[begin SOURCE]

- Coordinates: 29°13′34″N 90°11′42″W﻿ / ﻿29.226119°N 90.194965°W
- Carries: 2 lanes of LA 1
- Crosses: Bayou Lafourche and marsh
- Locale: Lafourche Parish
- Maintained by: LA DOTD

Characteristics
- Total length: 43,600 feet (13,300 m)

History
- Opened: 2009

Statistics
- Toll: Yes

Location

= Louisiana Highway 1 Bridge =

The Louisiana Highway 1 Bridge, also known as the Gateway to the Gulf Expressway, is a concrete trestle toll bridge in the U.S. state of Louisiana. With a total length of 43600 ft, it is one of the longest bridges in the world.

[end SOURCE]
[begin INFORMATION SUPPLIED]

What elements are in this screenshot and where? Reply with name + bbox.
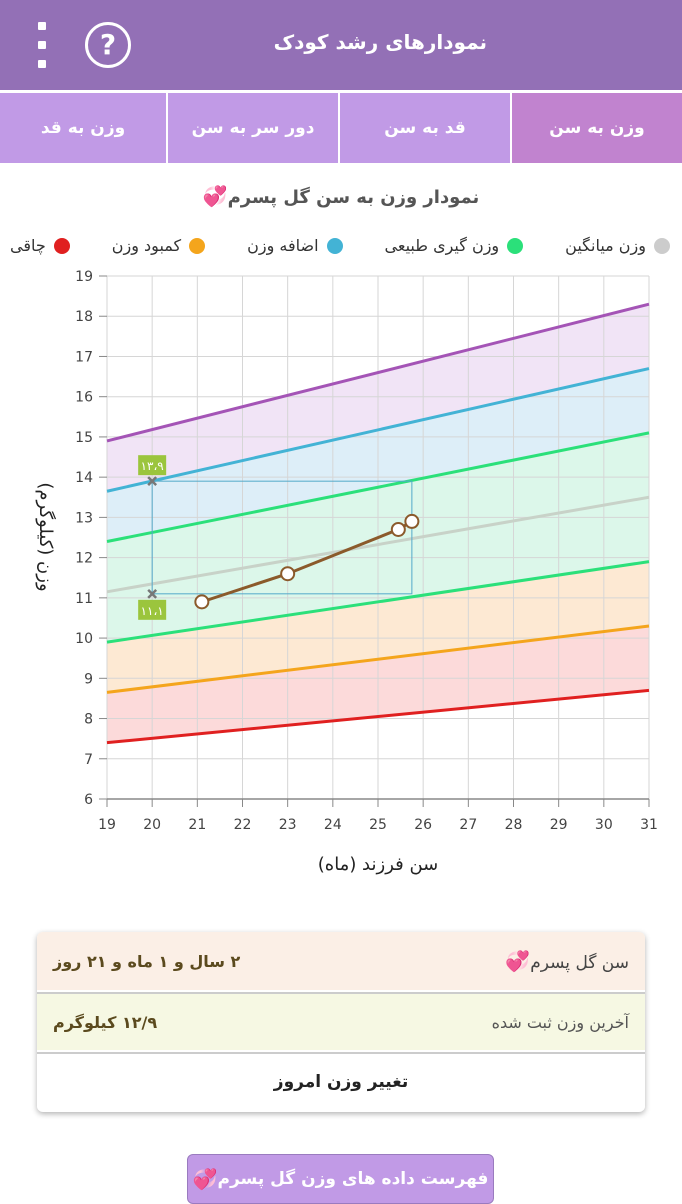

[end INFORMATION SUPPLIED]

REQUIREMENT 1
Reproduce everything in the Louisiana Highway 1 Bridge text from "- Coordinates: 29°13′34″N" down to "feet (13,300 m)".
REQUIREMENT 2
Carry the text on the Louisiana Highway 1 Bridge forward from its last sentence with the next part.

EXERCISE RESPONSE 1
- Coordinates: 29°13′34″N 90°11′42″W﻿ / ﻿29.226119°N 90.194965°W
- Carries: 2 lanes of LA 1
- Crosses: Bayou Lafourche and marsh
- Locale: Lafourche Parish
- Maintained by: LA DOTD

Characteristics
- Total length: 43,600 feet (13,300 m)

EXERCISE RESPONSE 2
The bridge carries Louisiana Highway 1 over Bayou Lafourche and marshes in south Louisiana. It is located in Lafourche Parish, Louisiana. The bridge, which opened in 2009, connects Leeville to Port Fourchon, with a planned future expansion northward to Golden Meadow. The toll rates as of November 2020 are $3.75 for 2-axle vehicles, $5.50 for 3-axle vehicles, $7.50 for 4-axle vehicles, $15.00 for 5-axle vehicles, and $18.00 for 6-axle vehicles.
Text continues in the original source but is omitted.